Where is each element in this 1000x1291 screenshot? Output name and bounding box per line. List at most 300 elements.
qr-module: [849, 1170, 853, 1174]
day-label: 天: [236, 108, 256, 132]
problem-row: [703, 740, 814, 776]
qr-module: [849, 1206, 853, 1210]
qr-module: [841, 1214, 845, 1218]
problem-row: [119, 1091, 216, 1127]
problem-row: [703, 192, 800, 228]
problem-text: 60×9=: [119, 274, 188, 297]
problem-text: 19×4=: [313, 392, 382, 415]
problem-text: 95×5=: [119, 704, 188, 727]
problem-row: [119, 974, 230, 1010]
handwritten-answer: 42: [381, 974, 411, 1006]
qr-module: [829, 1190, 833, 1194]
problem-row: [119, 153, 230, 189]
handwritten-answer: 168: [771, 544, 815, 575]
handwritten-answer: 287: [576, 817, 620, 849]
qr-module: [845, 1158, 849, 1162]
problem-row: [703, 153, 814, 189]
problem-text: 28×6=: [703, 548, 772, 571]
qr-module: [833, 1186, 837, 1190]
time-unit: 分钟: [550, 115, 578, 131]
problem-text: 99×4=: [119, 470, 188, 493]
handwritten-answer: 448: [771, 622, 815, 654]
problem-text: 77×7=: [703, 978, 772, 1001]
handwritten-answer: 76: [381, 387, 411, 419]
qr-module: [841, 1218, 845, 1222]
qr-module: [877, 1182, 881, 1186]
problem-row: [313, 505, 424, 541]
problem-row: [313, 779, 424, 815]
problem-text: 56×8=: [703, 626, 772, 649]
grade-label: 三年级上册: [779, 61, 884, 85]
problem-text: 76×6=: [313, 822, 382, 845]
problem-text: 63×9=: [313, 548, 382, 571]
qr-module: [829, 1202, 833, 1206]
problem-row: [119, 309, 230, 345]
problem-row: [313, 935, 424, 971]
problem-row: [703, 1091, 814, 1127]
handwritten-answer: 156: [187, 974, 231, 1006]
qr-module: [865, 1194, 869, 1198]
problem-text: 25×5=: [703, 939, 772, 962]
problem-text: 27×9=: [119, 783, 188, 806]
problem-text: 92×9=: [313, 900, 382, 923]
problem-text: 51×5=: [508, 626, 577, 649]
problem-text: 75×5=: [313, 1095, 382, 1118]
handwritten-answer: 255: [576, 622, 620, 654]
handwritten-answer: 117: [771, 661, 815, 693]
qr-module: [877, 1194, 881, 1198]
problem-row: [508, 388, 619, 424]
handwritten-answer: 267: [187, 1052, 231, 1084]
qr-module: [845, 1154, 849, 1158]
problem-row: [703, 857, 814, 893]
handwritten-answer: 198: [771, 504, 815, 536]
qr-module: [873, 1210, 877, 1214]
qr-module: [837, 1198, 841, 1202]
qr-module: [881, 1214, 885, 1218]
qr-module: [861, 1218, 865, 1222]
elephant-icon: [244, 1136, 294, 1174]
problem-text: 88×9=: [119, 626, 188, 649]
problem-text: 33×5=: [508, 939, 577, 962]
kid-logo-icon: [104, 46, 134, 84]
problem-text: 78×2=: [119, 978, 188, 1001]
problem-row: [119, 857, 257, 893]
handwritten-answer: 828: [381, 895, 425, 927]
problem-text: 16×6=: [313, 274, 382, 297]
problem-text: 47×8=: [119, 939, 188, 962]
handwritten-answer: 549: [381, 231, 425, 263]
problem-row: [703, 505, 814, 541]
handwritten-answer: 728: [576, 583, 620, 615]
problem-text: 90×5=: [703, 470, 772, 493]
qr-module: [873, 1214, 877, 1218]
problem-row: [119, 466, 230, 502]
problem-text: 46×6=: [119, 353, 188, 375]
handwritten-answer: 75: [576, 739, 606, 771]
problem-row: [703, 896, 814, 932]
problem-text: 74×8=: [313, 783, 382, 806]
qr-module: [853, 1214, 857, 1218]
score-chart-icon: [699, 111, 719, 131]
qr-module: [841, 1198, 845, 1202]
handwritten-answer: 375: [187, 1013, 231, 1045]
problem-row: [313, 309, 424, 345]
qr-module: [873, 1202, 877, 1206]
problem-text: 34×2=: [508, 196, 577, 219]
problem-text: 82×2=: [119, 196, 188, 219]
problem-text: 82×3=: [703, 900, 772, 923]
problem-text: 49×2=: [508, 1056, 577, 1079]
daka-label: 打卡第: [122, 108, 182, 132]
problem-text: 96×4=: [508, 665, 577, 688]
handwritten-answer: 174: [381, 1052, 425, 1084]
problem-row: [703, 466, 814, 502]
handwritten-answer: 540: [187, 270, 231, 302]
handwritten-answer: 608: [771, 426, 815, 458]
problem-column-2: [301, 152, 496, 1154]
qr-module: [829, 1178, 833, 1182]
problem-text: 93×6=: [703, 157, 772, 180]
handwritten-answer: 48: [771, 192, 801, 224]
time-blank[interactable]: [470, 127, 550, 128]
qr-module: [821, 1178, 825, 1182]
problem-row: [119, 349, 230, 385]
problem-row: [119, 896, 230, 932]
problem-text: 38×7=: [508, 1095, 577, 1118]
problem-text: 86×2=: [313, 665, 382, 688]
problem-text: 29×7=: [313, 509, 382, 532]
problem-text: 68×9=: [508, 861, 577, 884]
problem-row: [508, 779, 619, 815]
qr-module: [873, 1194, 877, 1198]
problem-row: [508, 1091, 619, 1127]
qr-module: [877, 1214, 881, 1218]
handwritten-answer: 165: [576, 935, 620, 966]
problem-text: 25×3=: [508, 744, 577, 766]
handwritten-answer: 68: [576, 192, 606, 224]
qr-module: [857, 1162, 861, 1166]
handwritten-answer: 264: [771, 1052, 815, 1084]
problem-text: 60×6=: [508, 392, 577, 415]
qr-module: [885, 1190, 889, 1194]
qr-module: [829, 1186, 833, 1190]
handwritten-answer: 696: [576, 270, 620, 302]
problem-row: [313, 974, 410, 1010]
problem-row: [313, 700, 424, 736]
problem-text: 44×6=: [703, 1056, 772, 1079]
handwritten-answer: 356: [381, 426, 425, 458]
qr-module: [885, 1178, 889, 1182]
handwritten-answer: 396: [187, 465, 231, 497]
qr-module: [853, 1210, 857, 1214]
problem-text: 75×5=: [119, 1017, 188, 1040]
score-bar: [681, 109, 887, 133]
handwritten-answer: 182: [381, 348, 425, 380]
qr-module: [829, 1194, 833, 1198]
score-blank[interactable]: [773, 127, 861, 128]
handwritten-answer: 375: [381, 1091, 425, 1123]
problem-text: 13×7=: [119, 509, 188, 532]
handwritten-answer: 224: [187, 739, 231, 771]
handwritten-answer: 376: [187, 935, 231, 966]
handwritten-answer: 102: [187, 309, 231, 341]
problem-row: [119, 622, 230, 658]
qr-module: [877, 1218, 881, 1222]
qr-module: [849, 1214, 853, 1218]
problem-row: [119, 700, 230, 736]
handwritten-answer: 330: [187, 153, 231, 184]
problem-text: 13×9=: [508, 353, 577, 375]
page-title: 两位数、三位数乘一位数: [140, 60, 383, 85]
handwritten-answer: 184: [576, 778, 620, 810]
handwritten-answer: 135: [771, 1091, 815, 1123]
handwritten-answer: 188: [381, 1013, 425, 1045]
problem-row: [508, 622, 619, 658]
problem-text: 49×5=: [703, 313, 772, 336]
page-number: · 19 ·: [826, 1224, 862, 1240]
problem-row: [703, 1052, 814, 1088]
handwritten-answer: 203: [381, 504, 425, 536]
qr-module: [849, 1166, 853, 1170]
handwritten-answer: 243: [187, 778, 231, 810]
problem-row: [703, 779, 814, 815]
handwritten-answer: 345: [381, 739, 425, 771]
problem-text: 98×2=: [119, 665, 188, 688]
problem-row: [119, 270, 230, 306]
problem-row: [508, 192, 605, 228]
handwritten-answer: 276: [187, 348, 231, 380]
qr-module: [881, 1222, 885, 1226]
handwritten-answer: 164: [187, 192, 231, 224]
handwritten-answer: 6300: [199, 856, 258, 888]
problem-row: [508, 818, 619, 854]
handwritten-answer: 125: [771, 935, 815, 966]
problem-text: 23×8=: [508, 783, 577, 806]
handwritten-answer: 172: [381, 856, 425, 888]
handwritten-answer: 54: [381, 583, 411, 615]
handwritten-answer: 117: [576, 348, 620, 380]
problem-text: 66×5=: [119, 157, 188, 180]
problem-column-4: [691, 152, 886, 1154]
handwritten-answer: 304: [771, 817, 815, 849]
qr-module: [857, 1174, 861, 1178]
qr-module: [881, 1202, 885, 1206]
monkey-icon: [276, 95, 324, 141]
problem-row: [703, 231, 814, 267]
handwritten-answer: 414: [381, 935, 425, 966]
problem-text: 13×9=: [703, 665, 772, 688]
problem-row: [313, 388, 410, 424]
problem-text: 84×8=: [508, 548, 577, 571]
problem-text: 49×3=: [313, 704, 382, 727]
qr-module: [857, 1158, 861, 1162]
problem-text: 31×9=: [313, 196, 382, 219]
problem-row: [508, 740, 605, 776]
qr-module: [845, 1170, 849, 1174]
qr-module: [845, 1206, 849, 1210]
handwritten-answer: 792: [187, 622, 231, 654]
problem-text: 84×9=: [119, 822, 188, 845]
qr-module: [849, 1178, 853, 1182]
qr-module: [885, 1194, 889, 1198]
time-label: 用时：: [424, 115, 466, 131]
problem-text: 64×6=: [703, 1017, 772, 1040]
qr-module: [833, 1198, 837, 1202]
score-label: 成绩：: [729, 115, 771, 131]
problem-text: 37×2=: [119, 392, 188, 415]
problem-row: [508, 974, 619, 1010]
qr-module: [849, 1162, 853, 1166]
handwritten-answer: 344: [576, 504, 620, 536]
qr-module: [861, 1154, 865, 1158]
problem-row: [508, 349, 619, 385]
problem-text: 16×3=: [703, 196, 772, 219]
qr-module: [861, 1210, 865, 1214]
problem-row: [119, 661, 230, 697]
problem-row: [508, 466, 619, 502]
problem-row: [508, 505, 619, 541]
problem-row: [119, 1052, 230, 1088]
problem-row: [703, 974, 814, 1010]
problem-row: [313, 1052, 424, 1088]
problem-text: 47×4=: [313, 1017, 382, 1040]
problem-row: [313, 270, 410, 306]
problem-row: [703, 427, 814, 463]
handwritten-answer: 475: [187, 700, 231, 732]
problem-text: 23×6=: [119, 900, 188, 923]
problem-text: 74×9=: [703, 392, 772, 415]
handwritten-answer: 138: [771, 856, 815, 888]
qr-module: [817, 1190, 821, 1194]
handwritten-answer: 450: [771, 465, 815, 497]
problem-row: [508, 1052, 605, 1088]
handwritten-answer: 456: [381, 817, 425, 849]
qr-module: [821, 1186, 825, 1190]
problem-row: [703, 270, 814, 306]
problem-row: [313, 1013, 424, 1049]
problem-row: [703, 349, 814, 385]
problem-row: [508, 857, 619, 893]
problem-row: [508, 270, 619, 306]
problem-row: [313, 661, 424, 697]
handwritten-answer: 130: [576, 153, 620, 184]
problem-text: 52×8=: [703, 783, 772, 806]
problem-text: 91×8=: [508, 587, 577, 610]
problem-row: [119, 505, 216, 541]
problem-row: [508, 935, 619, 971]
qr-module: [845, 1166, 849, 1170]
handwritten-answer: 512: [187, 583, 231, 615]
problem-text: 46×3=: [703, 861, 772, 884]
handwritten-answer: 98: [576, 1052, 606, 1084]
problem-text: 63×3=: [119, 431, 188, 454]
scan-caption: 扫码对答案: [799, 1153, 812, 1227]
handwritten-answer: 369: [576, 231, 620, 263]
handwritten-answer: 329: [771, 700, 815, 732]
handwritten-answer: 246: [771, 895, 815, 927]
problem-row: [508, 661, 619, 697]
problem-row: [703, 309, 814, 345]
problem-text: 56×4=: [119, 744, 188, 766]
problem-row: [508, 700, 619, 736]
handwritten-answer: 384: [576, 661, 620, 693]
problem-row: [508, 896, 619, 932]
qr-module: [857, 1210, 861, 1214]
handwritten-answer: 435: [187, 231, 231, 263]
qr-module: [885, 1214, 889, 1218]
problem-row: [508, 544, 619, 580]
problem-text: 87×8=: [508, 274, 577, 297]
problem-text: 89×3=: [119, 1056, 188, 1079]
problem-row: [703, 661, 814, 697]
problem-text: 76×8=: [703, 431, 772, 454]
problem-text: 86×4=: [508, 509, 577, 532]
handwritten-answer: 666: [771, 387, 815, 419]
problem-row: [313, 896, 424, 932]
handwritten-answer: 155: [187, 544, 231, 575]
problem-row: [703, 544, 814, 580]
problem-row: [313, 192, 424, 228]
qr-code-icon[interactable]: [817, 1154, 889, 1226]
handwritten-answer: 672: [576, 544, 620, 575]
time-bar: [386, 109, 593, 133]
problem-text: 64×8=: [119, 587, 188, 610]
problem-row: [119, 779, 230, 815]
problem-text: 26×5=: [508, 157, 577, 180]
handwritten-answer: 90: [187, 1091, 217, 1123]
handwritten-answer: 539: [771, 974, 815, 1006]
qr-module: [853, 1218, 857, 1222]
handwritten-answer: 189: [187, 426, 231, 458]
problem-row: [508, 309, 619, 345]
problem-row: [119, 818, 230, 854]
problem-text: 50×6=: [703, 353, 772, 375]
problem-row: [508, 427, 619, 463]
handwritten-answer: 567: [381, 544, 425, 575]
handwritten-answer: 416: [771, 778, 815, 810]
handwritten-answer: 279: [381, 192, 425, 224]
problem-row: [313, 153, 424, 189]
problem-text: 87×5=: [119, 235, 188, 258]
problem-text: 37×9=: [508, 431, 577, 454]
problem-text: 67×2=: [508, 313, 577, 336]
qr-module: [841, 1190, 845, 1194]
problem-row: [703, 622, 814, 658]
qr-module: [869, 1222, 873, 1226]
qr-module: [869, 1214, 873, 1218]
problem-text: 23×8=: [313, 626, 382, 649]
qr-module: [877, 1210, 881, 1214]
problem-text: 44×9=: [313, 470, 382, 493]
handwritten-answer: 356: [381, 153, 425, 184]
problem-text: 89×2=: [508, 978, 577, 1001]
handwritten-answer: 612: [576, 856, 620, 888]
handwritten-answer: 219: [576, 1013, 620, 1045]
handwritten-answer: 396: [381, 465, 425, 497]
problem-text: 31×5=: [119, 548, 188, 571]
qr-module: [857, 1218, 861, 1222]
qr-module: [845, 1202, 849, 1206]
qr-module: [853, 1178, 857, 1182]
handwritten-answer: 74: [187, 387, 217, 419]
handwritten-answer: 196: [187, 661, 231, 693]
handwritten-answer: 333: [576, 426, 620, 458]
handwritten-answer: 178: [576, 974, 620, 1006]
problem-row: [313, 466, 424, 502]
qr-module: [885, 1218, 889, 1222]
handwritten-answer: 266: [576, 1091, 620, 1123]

=-=-=

## Prompt:
Format the records as a Markdown table with columns "n" and "Line", beginning with the first line and going on through the line that contains "problem-text: 60×9=: [119, 274, 188, 297]". Number each row and leave out blank lines.

## Result of this exercise:
| n | Line |
|---|---|
| 1 | Where is each element in this 1000x1291 screenshot? Output name and bounding box per line. List at most 300 elements. |
| 2 | qr-module: [849, 1170, 853, 1174] |
| 3 | day-label: 天: [236, 108, 256, 132] |
| 4 | problem-row: [703, 740, 814, 776] |
| 5 | qr-module: [849, 1206, 853, 1210] |
| 6 | qr-module: [841, 1214, 845, 1218] |
| 7 | problem-row: [119, 1091, 216, 1127] |
| 8 | problem-row: [703, 192, 800, 228] |
| 9 | problem-text: 60×9=: [119, 274, 188, 297] |